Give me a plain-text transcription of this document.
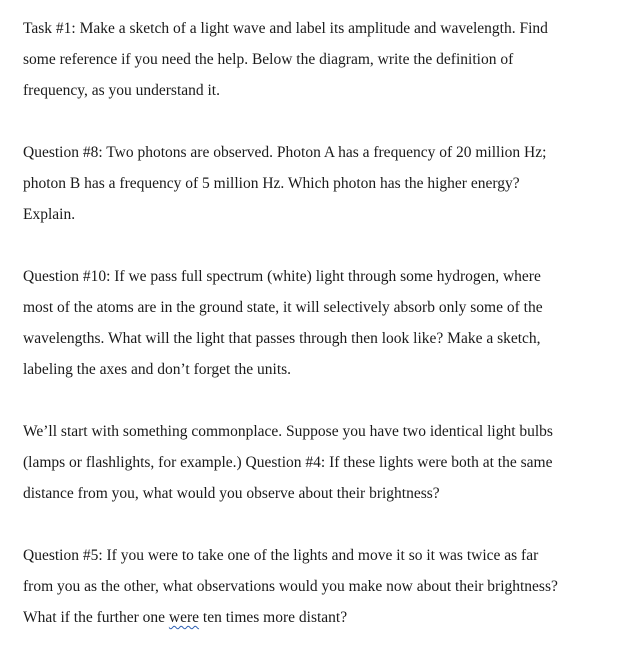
Task #1: Make a sketch of a light wave and label its amplitude and wavelength. Find
some reference if you need the help. Below the diagram, write the definition of
frequency, as you understand it.
Question #8: Two photons are observed. Photon A has a frequency of 20 million Hz;
photon B has a frequency of 5 million Hz. Which photon has the higher energy?
Explain.
Question #10: If we pass full spectrum (white) light through some hydrogen, where
most of the atoms are in the ground state, it will selectively absorb only some of the
wavelengths. What will the light that passes through then look like? Make a sketch,
labeling the axes and don’t forget the units.
We’ll start with something commonplace. Suppose you have two identical light bulbs
(lamps or flashlights, for example.) Question #4: If these lights were both at the same
distance from you, what would you observe about their brightness?
Question #5: If you were to take one of the lights and move it so it was twice as far
from you as the other, what observations would you make now about their brightness?
What if the further one were ten times more distant?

What needs to be done>
Copy the records exactly as they appear, excluding images.

Answer for this exercise>
Give me a plain-text transcription of this document.
Task #1: Make a sketch of a light wave and label its amplitude and wavelength. Find
some reference if you need the help. Below the diagram, write the definition of
frequency, as you understand it.
Question #8: Two photons are observed. Photon A has a frequency of 20 million Hz;
photon B has a frequency of 5 million Hz. Which photon has the higher energy?
Explain.
Question #10: If we pass full spectrum (white) light through some hydrogen, where
most of the atoms are in the ground state, it will selectively absorb only some of the
wavelengths. What will the light that passes through then look like? Make a sketch,
labeling the axes and don’t forget the units.
We’ll start with something commonplace. Suppose you have two identical light bulbs
(lamps or flashlights, for example.) Question #4: If these lights were both at the same
distance from you, what would you observe about their brightness?
Question #5: If you were to take one of the lights and move it so it was twice as far
from you as the other, what observations would you make now about their brightness?
What if the further one were ten times more distant?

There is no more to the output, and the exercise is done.